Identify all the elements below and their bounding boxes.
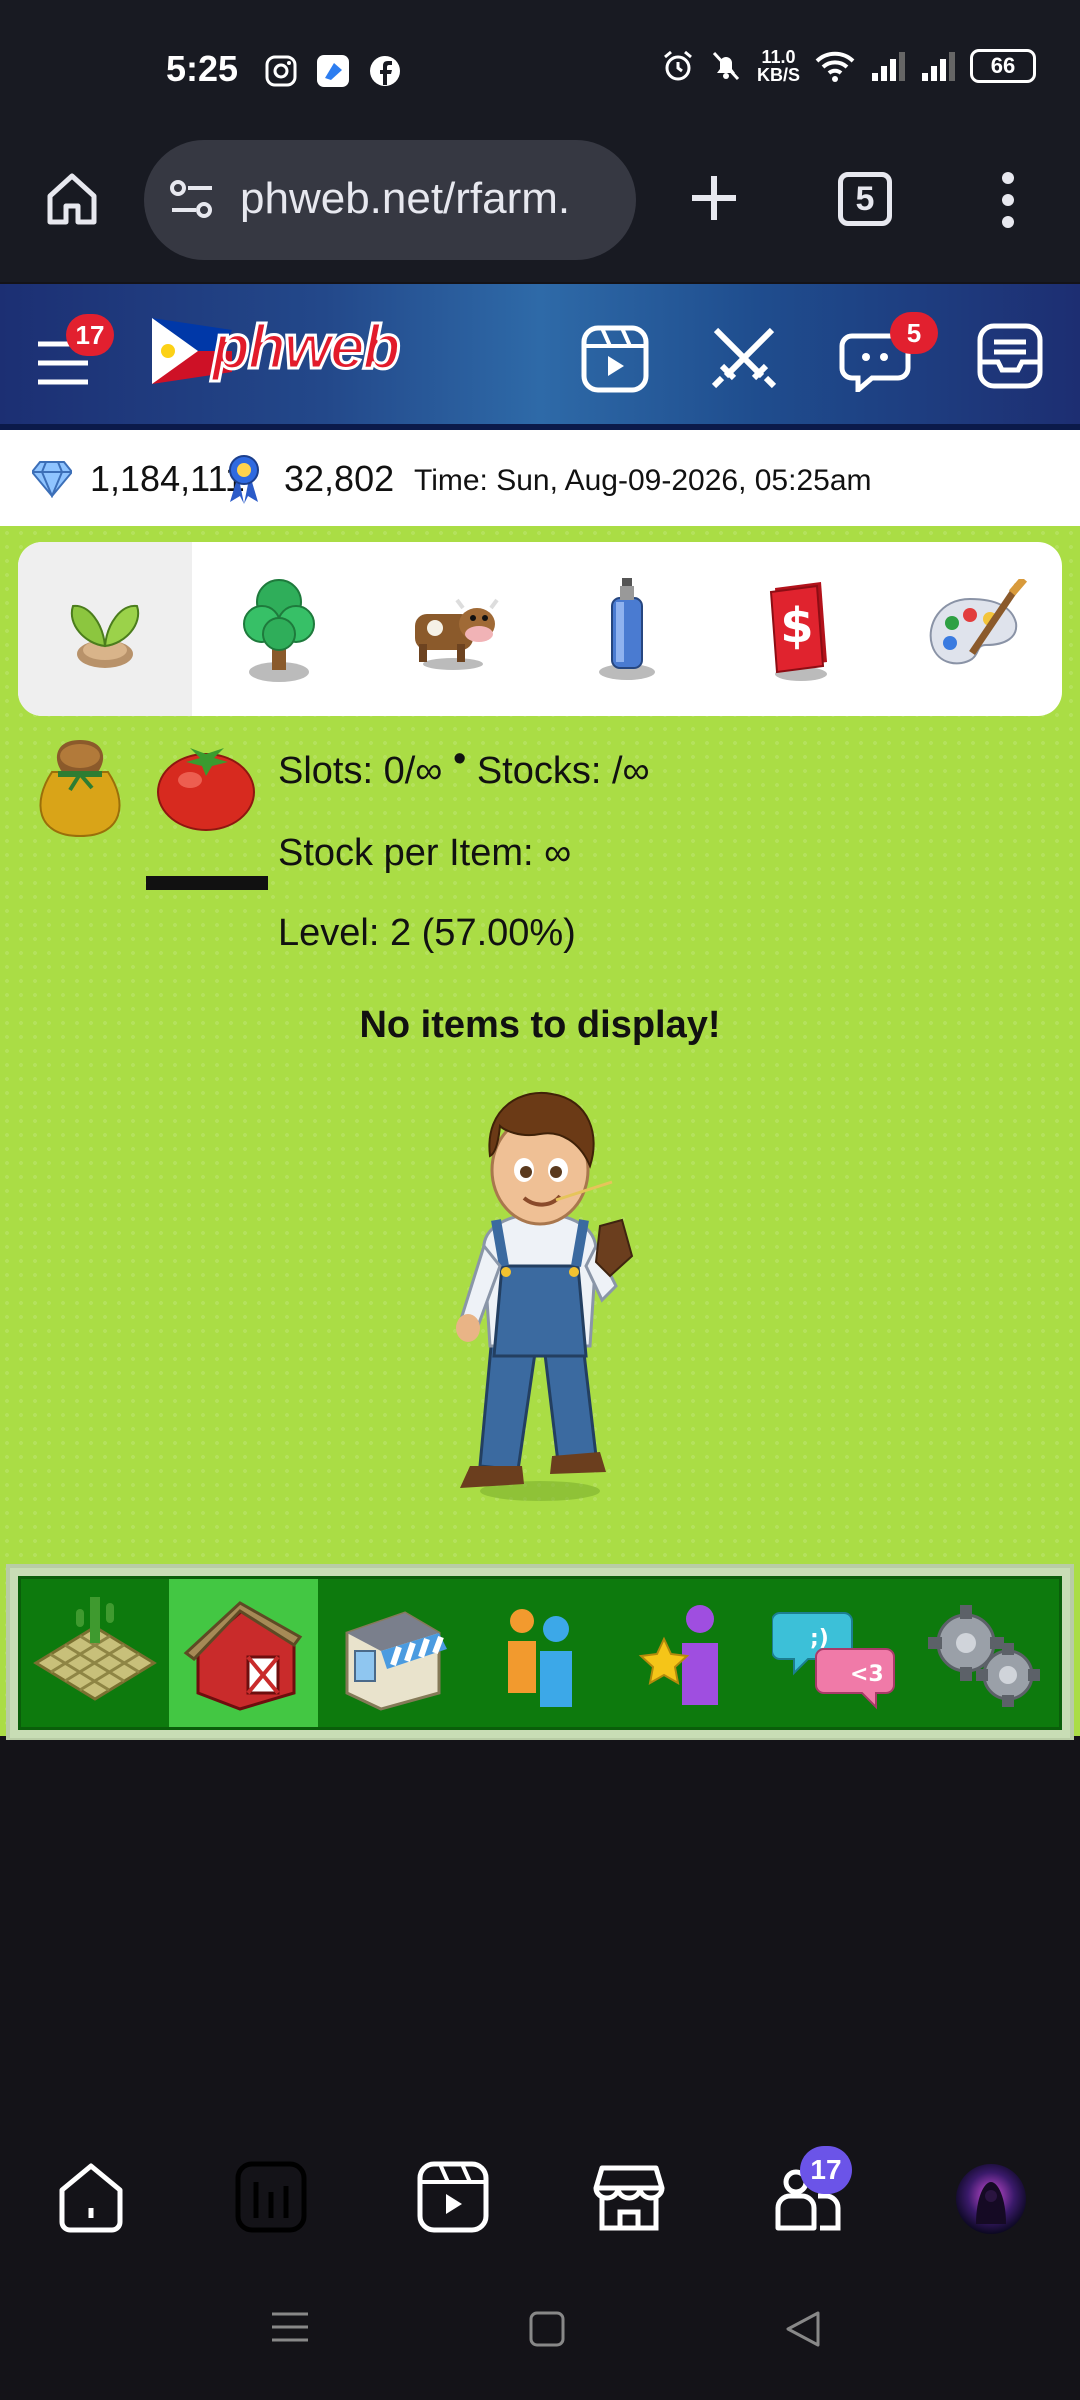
category-tabs: $: [18, 542, 1062, 716]
paint-palette-icon: [929, 579, 1028, 665]
signal-icon-2: [922, 52, 955, 81]
slots-stocks-line: Slots: 0/∞ • Stocks: /∞: [278, 738, 650, 793]
tab-market[interactable]: $: [714, 542, 888, 716]
sprout-icon: [70, 604, 140, 668]
tool-barn[interactable]: [169, 1579, 318, 1727]
lower-blank-area: [0, 1740, 1080, 2400]
nav-store-icon[interactable]: [592, 2160, 666, 2234]
tool-shop[interactable]: [318, 1579, 466, 1727]
svg-text:<3: <3: [850, 1662, 884, 1687]
shop-icon: [345, 1611, 447, 1711]
diamond-icon: [32, 461, 72, 498]
nav-friends-badge: 17: [800, 2146, 852, 2194]
tool-favorites[interactable]: [614, 1579, 762, 1727]
chat-bubbles-icon: ;) <3: [771, 1612, 895, 1710]
spray-can-icon: [599, 578, 655, 680]
slots-text: Slots: 0/∞: [278, 750, 443, 792]
site-settings-icon[interactable]: [168, 178, 216, 222]
game-area: $ Slots: 0/∞ • Stocks: /∞ Stock per Item…: [0, 526, 1080, 1742]
nav-stats-icon[interactable]: [234, 2160, 308, 2234]
nav-reels-icon[interactable]: [416, 2160, 490, 2234]
battle-swords-icon[interactable]: [708, 322, 780, 394]
dollar-card-icon: $: [769, 582, 827, 681]
tab-seeds[interactable]: [18, 542, 192, 716]
ribbon-icon: [229, 455, 259, 504]
profile-avatar[interactable]: [954, 2162, 1028, 2236]
home-gesture-icon[interactable]: [528, 2310, 566, 2348]
selected-item-underline: [146, 876, 268, 890]
reels-icon[interactable]: [580, 324, 650, 394]
game-toolbar: ;) <3: [6, 1564, 1074, 1742]
net-speed: 11.0 KB/S: [757, 48, 800, 84]
facebook-icon: [370, 56, 400, 86]
app-icon: [317, 55, 349, 87]
back-gesture-icon[interactable]: [784, 2310, 822, 2348]
recent-apps-icon[interactable]: [270, 2310, 310, 2344]
url-text: phweb.net/rfarm.: [240, 174, 571, 223]
ribbon-count: 32,802: [284, 458, 395, 499]
site-header: 17 phweb 5: [0, 284, 1080, 430]
status-time: 5:25: [166, 48, 239, 89]
tomato-icon[interactable]: [152, 736, 260, 834]
status-bar: 5:25 11.0 KB/S 66: [0, 0, 1080, 130]
neighbors-icon: [507, 1609, 572, 1707]
address-bar[interactable]: phweb.net/rfarm.: [144, 140, 636, 260]
favorite-person-icon: [638, 1605, 719, 1705]
settings-gears-icon: [927, 1605, 1040, 1707]
tab-tools[interactable]: [540, 542, 714, 716]
cow-icon: [415, 598, 499, 670]
mute-bell-icon: [712, 51, 740, 81]
server-time: Time: Sun, Aug-09-2026, 05:25am: [414, 464, 872, 497]
tool-farm[interactable]: [21, 1579, 169, 1727]
browser-toolbar: phweb.net/rfarm. 5: [0, 130, 1080, 282]
stocks-text: Stocks: /∞: [476, 750, 650, 792]
net-speed-value: 11.0: [761, 47, 796, 67]
tab-switcher-button[interactable]: 5: [838, 172, 892, 226]
currency-bar: 1,184,111 32,802 Time: Sun, Aug-09-2026,…: [0, 430, 1080, 526]
status-right: 11.0 KB/S 66: [661, 48, 1036, 84]
menu-badge: 17: [66, 314, 114, 356]
svg-text:;): ;): [810, 1626, 829, 1651]
barn-icon: [184, 1601, 303, 1711]
farm-plot-icon: [33, 1597, 158, 1701]
tool-neighbors[interactable]: [466, 1579, 614, 1727]
tab-animals[interactable]: [366, 542, 540, 716]
separator-dot: •: [452, 738, 467, 780]
battery-indicator: 66: [970, 49, 1036, 83]
empty-message: No items to display!: [359, 1004, 721, 1046]
more-menu-icon[interactable]: [990, 170, 1026, 230]
tool-chat[interactable]: ;) <3: [762, 1579, 910, 1727]
chat-badge: 5: [890, 312, 938, 354]
new-tab-icon[interactable]: [686, 170, 742, 226]
game-toolbar-inner: ;) <3: [18, 1576, 1062, 1730]
svg-text:$: $: [780, 598, 813, 654]
wifi-icon: [815, 51, 855, 82]
diamond-count: 1,184,111: [90, 458, 245, 499]
nav-home-icon[interactable]: [54, 2160, 128, 2234]
phweb-logo[interactable]: phweb: [152, 312, 402, 388]
home-icon[interactable]: [42, 168, 102, 228]
tree-icon: [243, 579, 315, 682]
stock-per-item-text: Stock per Item: ∞: [278, 832, 572, 874]
net-speed-unit: KB/S: [756, 65, 800, 85]
tab-decorations[interactable]: [888, 542, 1062, 716]
instagram-icon: [265, 55, 297, 87]
tab-trees[interactable]: [192, 542, 366, 716]
alarm-icon: [664, 50, 692, 81]
seed-bag-icon[interactable]: [32, 732, 128, 842]
logo-text: phweb: [210, 312, 401, 384]
inbox-icon[interactable]: [976, 322, 1044, 390]
signal-icon: [872, 52, 905, 81]
farmer-character-icon: [456, 1092, 634, 1501]
level-text: Level: 2 (57.00%): [278, 912, 576, 954]
tool-settings[interactable]: [911, 1579, 1059, 1727]
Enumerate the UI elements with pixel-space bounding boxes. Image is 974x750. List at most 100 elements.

Written instruction
Locate each row above that contains the string "speed" and copy every such row in full.

Result of this exercise
net-speed: 11.0 KB/S: [757, 48, 800, 84]
net-speed-value: 11.0: [761, 47, 796, 67]
net-speed-unit: KB/S: [756, 65, 800, 85]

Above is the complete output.